[Records for processing start]
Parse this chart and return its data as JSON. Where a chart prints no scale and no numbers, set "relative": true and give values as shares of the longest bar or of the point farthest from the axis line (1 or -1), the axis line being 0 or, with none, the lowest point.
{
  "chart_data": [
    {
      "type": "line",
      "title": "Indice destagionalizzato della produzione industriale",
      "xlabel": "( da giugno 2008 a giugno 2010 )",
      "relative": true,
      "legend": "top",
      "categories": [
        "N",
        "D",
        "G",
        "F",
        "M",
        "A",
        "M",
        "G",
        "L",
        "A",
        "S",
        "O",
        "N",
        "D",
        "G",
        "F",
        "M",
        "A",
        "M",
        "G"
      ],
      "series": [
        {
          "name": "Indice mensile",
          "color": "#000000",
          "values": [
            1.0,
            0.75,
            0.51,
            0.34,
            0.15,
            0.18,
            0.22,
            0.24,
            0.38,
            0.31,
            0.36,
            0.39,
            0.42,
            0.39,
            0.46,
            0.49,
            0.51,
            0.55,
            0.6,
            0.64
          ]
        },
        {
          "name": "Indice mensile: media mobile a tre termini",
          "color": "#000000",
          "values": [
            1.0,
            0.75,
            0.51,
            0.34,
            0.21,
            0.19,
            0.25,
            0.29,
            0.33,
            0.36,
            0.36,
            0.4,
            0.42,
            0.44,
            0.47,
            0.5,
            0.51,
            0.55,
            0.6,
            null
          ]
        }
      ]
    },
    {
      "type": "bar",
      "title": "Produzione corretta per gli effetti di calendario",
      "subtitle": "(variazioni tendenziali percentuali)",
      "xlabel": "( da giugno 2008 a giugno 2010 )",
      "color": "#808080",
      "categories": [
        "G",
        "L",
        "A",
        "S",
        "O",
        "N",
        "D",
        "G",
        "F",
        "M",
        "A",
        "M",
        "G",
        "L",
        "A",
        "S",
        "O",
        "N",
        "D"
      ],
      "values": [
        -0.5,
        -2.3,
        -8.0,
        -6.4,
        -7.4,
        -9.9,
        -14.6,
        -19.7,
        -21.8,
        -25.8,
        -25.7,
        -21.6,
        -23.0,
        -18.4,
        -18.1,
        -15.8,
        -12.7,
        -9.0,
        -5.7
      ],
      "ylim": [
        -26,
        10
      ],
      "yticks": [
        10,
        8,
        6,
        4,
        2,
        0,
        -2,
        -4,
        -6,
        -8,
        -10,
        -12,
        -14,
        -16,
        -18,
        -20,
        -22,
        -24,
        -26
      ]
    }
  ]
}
[Records for processing end]
= What you are asked to do =
Go through the material and copy out every line with "mensile" in it.

= Written answer =
          "name": "Indice mensile",
          "name": "Indice mensile: media mobile a tre termini",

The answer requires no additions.